Omit the pictures, then reproduce every remaining record exactly.

[Data items]
┄┄┄┄┄┄┄┄┄┄

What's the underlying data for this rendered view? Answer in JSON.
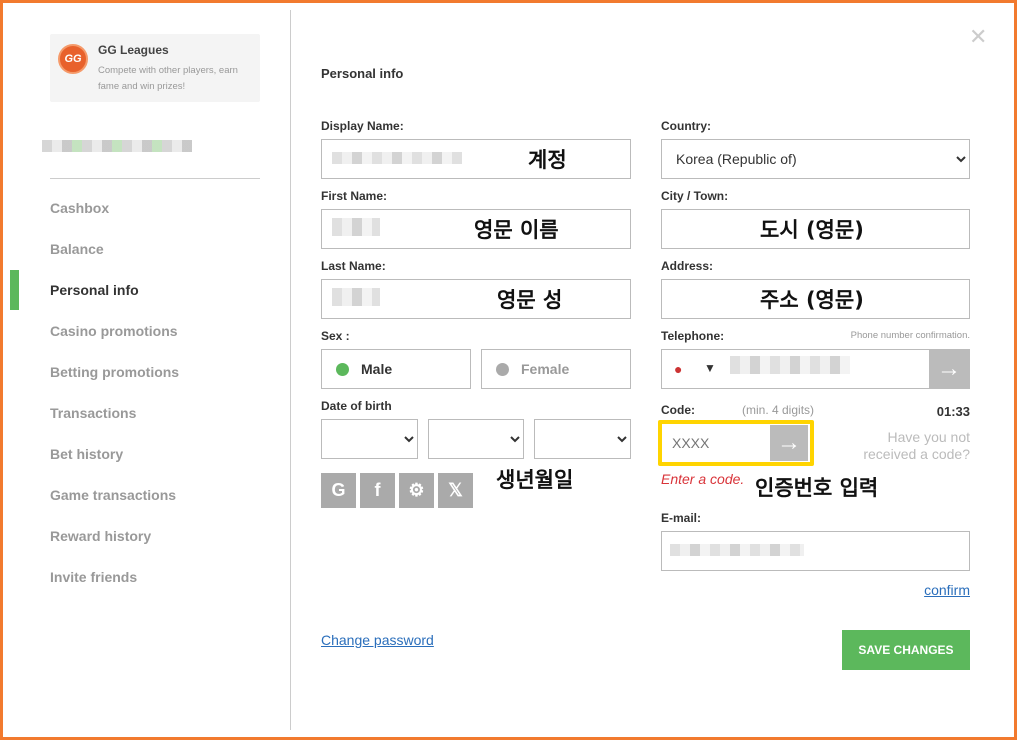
{
  "promo": {
    "title": "GG Leagues",
    "description": "Compete with other players, earn fame and win prizes!",
    "logo_text": "GG"
  },
  "sidebar": {
    "items": [
      {
        "label": "Cashbox"
      },
      {
        "label": "Balance"
      },
      {
        "label": "Personal info",
        "active": true
      },
      {
        "label": "Casino promotions"
      },
      {
        "label": "Betting promotions"
      },
      {
        "label": "Transactions"
      },
      {
        "label": "Bet history"
      },
      {
        "label": "Game transactions"
      },
      {
        "label": "Reward history"
      },
      {
        "label": "Invite friends"
      }
    ]
  },
  "page_title": "Personal info",
  "form": {
    "display_name_label": "Display Name:",
    "first_name_label": "First Name:",
    "last_name_label": "Last Name:",
    "sex_label": "Sex :",
    "sex_options": [
      "Male",
      "Female"
    ],
    "sex_selected": "Male",
    "dob_label": "Date of birth",
    "country_label": "Country:",
    "country_value": "Korea (Republic of)",
    "city_label": "City / Town:",
    "address_label": "Address:",
    "telephone_label": "Telephone:",
    "telephone_hint": "Phone number confirmation.",
    "code_label": "Code:",
    "code_hint": "(min. 4 digits)",
    "code_timer": "01:33",
    "code_placeholder": "XXXX",
    "code_error": "Enter a code.",
    "resend_text": "Have you not received a code?",
    "email_label": "E-mail:",
    "confirm_link": "confirm",
    "change_password": "Change password",
    "save_button": "SAVE CHANGES"
  },
  "social": [
    {
      "icon": "google-icon",
      "glyph": "G"
    },
    {
      "icon": "facebook-icon",
      "glyph": "f"
    },
    {
      "icon": "steam-icon",
      "glyph": "⚙"
    },
    {
      "icon": "x-icon",
      "glyph": "𝕏"
    }
  ],
  "annotations": {
    "display_name": "계정",
    "first_name": "영문 이름",
    "last_name": "영문 성",
    "city": "도시 (영문)",
    "address": "주소 (영문)",
    "dob": "생년월일",
    "code": "인증번호 입력"
  },
  "colors": {
    "accent": "#5cb85c",
    "highlight": "#ffd400",
    "error": "#d9343a",
    "frame": "#f27a2e"
  }
}
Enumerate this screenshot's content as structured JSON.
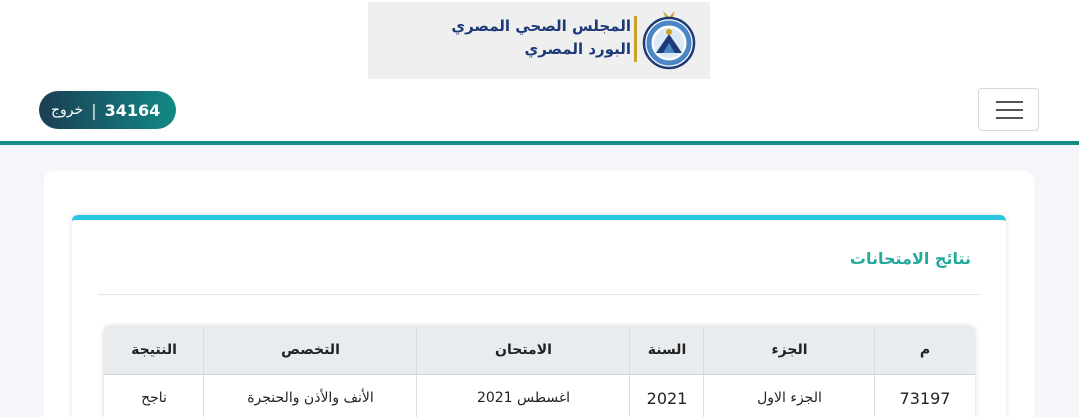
{
  "header": {
    "logo_line1": "المجلس الصحي المصري",
    "logo_line2": "البورد المصري",
    "emblem_icon": "egyptian-medical-council-emblem",
    "user_id": "34164",
    "separator": "|",
    "logout_label": "خروج",
    "menu_icon": "hamburger-icon"
  },
  "colors": {
    "accent_teal": "#158c84",
    "card_top_border": "#29c4e0",
    "title_color": "#26a99d",
    "logo_text": "#1d3a78",
    "logo_gold": "#c9a227"
  },
  "main": {
    "title": "نتائج الامتحانات",
    "table": {
      "headers": {
        "index": "م",
        "part": "الجزء",
        "year": "السنة",
        "exam": "الامتحان",
        "specialty": "التخصص",
        "result": "النتيجة"
      },
      "rows": [
        {
          "index": "73197",
          "part": "الجزء الاول",
          "year": "2021",
          "exam": "اغسطس 2021",
          "specialty": "الأنف والأذن والحنجرة",
          "result": "ناجح"
        }
      ]
    }
  }
}
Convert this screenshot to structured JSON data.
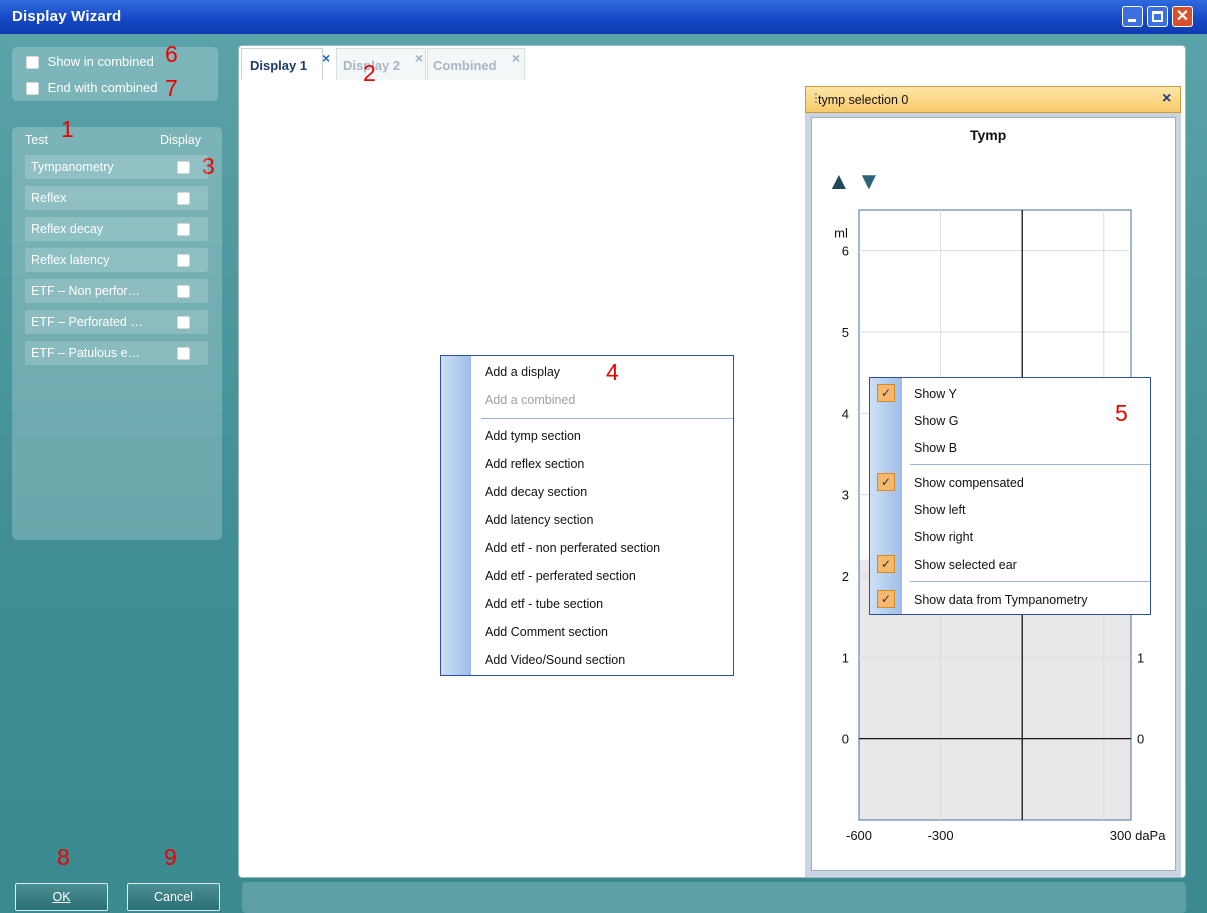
{
  "window": {
    "title": "Display Wizard",
    "close_glyph": "✕"
  },
  "options": {
    "show_in_combined": "Show in combined",
    "end_with_combined": "End with combined"
  },
  "test_panel": {
    "header_test": "Test",
    "header_display": "Display",
    "items": [
      "Tympanometry",
      "Reflex",
      "Reflex decay",
      "Reflex latency",
      "ETF – Non perfor…",
      "ETF – Perforated …",
      "ETF – Patulous e…"
    ]
  },
  "tabs": [
    {
      "label": "Display 1",
      "close": "×"
    },
    {
      "label": "Display 2",
      "close": "×"
    },
    {
      "label": "Combined",
      "close": "×"
    }
  ],
  "context_menu": {
    "items": [
      "Add a display",
      "Add a combined",
      "Add tymp section",
      "Add reflex section",
      "Add decay section",
      "Add latency section",
      "Add etf - non perferated section",
      "Add etf - perferated section",
      "Add etf - tube section",
      "Add Comment section",
      "Add Video/Sound section"
    ]
  },
  "tymp_panel": {
    "header": "tymp selection 0",
    "close": "×",
    "chart_title": "Tymp",
    "arrow_up": "▲",
    "arrow_down": "▼"
  },
  "chart_data": {
    "type": "line",
    "title": "Tymp",
    "ylabel": "ml",
    "xlabel": "daPa",
    "x_ticks": [
      "-600",
      "-300",
      "300 daPa"
    ],
    "y_ticks": [
      "0",
      "1",
      "2",
      "3",
      "4",
      "5",
      "6"
    ],
    "y2_ticks": [
      "0",
      "1"
    ],
    "xlim": [
      -600,
      400
    ],
    "ylim": [
      -1,
      6.5
    ],
    "grid": true,
    "series": []
  },
  "tymp_menu": {
    "items": [
      {
        "label": "Show Y",
        "checked": true
      },
      {
        "label": "Show G",
        "checked": false
      },
      {
        "label": "Show B",
        "checked": false
      },
      {
        "label": "Show compensated",
        "checked": true
      },
      {
        "label": "Show left",
        "checked": false
      },
      {
        "label": "Show right",
        "checked": false
      },
      {
        "label": "Show selected ear",
        "checked": true
      },
      {
        "label": "Show data from Tympanometry",
        "checked": true
      }
    ],
    "check_glyph": "✓"
  },
  "buttons": {
    "ok": "OK",
    "cancel": "Cancel"
  },
  "callouts": {
    "n1": "1",
    "n2": "2",
    "n3": "3",
    "n4": "4",
    "n5": "5",
    "n6": "6",
    "n7": "7",
    "n8": "8",
    "n9": "9"
  },
  "colors": {
    "title_bar": "#1648c6",
    "client_bg": "#3f8f95",
    "menu_border": "#2d4fa0",
    "check_bg": "#f6b96b",
    "callout": "#e00000"
  }
}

┄┄┄┄┄┄┄┄┄┄

▶ **Exercise output**
What's the underlying data for this rendered view? Answer in JSON.
{
  "promo": {
    "title": "GG Leagues",
    "description": "Compete with other players, earn fame and win prizes!",
    "logo_text": "GG"
  },
  "sidebar": {
    "items": [
      {
        "label": "Cashbox"
      },
      {
        "label": "Balance"
      },
      {
        "label": "Personal info",
        "active": true
      },
      {
        "label": "Casino promotions"
      },
      {
        "label": "Betting promotions"
      },
      {
        "label": "Transactions"
      },
      {
        "label": "Bet history"
      },
      {
        "label": "Game transactions"
      },
      {
        "label": "Reward history"
      },
      {
        "label": "Invite friends"
      }
    ]
  },
  "page_title": "Personal info",
  "form": {
    "display_name_label": "Display Name:",
    "first_name_label": "First Name:",
    "last_name_label": "Last Name:",
    "sex_label": "Sex :",
    "sex_options": [
      "Male",
      "Female"
    ],
    "sex_selected": "Male",
    "dob_label": "Date of birth",
    "country_label": "Country:",
    "country_value": "Korea (Republic of)",
    "city_label": "City / Town:",
    "address_label": "Address:",
    "telephone_label": "Telephone:",
    "telephone_hint": "Phone number confirmation.",
    "code_label": "Code:",
    "code_hint": "(min. 4 digits)",
    "code_timer": "01:33",
    "code_placeholder": "XXXX",
    "code_error": "Enter a code.",
    "resend_text": "Have you not received a code?",
    "email_label": "E-mail:",
    "confirm_link": "confirm",
    "change_password": "Change password",
    "save_button": "SAVE CHANGES"
  },
  "social": [
    {
      "icon": "google-icon",
      "glyph": "G"
    },
    {
      "icon": "facebook-icon",
      "glyph": "f"
    },
    {
      "icon": "steam-icon",
      "glyph": "⚙"
    },
    {
      "icon": "x-icon",
      "glyph": "𝕏"
    }
  ],
  "annotations": {
    "display_name": "계정",
    "first_name": "영문 이름",
    "last_name": "영문 성",
    "city": "도시 (영문)",
    "address": "주소 (영문)",
    "dob": "생년월일",
    "code": "인증번호 입력"
  },
  "colors": {
    "accent": "#5cb85c",
    "highlight": "#ffd400",
    "error": "#d9343a",
    "frame": "#f27a2e"
  }
}
Enumerate this screenshot's content as structured JSON.
{
  "header": {
    "logo_line1": "المجلس الصحي المصري",
    "logo_line2": "البورد المصري",
    "emblem_icon": "egyptian-medical-council-emblem",
    "user_id": "34164",
    "separator": "|",
    "logout_label": "خروج",
    "menu_icon": "hamburger-icon"
  },
  "colors": {
    "accent_teal": "#158c84",
    "card_top_border": "#29c4e0",
    "title_color": "#26a99d",
    "logo_text": "#1d3a78",
    "logo_gold": "#c9a227"
  },
  "main": {
    "title": "نتائج الامتحانات",
    "table": {
      "headers": {
        "index": "م",
        "part": "الجزء",
        "year": "السنة",
        "exam": "الامتحان",
        "specialty": "التخصص",
        "result": "النتيجة"
      },
      "rows": [
        {
          "index": "73197",
          "part": "الجزء الاول",
          "year": "2021",
          "exam": "اغسطس 2021",
          "specialty": "الأنف والأذن والحنجرة",
          "result": "ناجح"
        }
      ]
    }
  }
}
Convert this screenshot to structured JSON data.
{
  "window": {
    "title": "Display Wizard",
    "close_glyph": "✕"
  },
  "options": {
    "show_in_combined": "Show in combined",
    "end_with_combined": "End with combined"
  },
  "test_panel": {
    "header_test": "Test",
    "header_display": "Display",
    "items": [
      "Tympanometry",
      "Reflex",
      "Reflex decay",
      "Reflex latency",
      "ETF – Non perfor…",
      "ETF – Perforated …",
      "ETF – Patulous e…"
    ]
  },
  "tabs": [
    {
      "label": "Display 1",
      "close": "×"
    },
    {
      "label": "Display 2",
      "close": "×"
    },
    {
      "label": "Combined",
      "close": "×"
    }
  ],
  "context_menu": {
    "items": [
      "Add a display",
      "Add a combined",
      "Add tymp section",
      "Add reflex section",
      "Add decay section",
      "Add latency section",
      "Add etf - non perferated section",
      "Add etf - perferated section",
      "Add etf - tube section",
      "Add Comment section",
      "Add Video/Sound section"
    ]
  },
  "tymp_panel": {
    "header": "tymp selection 0",
    "close": "×",
    "chart_title": "Tymp",
    "arrow_up": "▲",
    "arrow_down": "▼"
  },
  "chart_data": {
    "type": "line",
    "title": "Tymp",
    "ylabel": "ml",
    "xlabel": "daPa",
    "x_ticks": [
      "-600",
      "-300",
      "300 daPa"
    ],
    "y_ticks": [
      "0",
      "1",
      "2",
      "3",
      "4",
      "5",
      "6"
    ],
    "y2_ticks": [
      "0",
      "1"
    ],
    "xlim": [
      -600,
      400
    ],
    "ylim": [
      -1,
      6.5
    ],
    "grid": true,
    "series": []
  },
  "tymp_menu": {
    "items": [
      {
        "label": "Show Y",
        "checked": true
      },
      {
        "label": "Show G",
        "checked": false
      },
      {
        "label": "Show B",
        "checked": false
      },
      {
        "label": "Show compensated",
        "checked": true
      },
      {
        "label": "Show left",
        "checked": false
      },
      {
        "label": "Show right",
        "checked": false
      },
      {
        "label": "Show selected ear",
        "checked": true
      },
      {
        "label": "Show data from Tympanometry",
        "checked": true
      }
    ],
    "check_glyph": "✓"
  },
  "buttons": {
    "ok": "OK",
    "cancel": "Cancel"
  },
  "callouts": {
    "n1": "1",
    "n2": "2",
    "n3": "3",
    "n4": "4",
    "n5": "5",
    "n6": "6",
    "n7": "7",
    "n8": "8",
    "n9": "9"
  },
  "colors": {
    "title_bar": "#1648c6",
    "client_bg": "#3f8f95",
    "menu_border": "#2d4fa0",
    "check_bg": "#f6b96b",
    "callout": "#e00000"
  }
}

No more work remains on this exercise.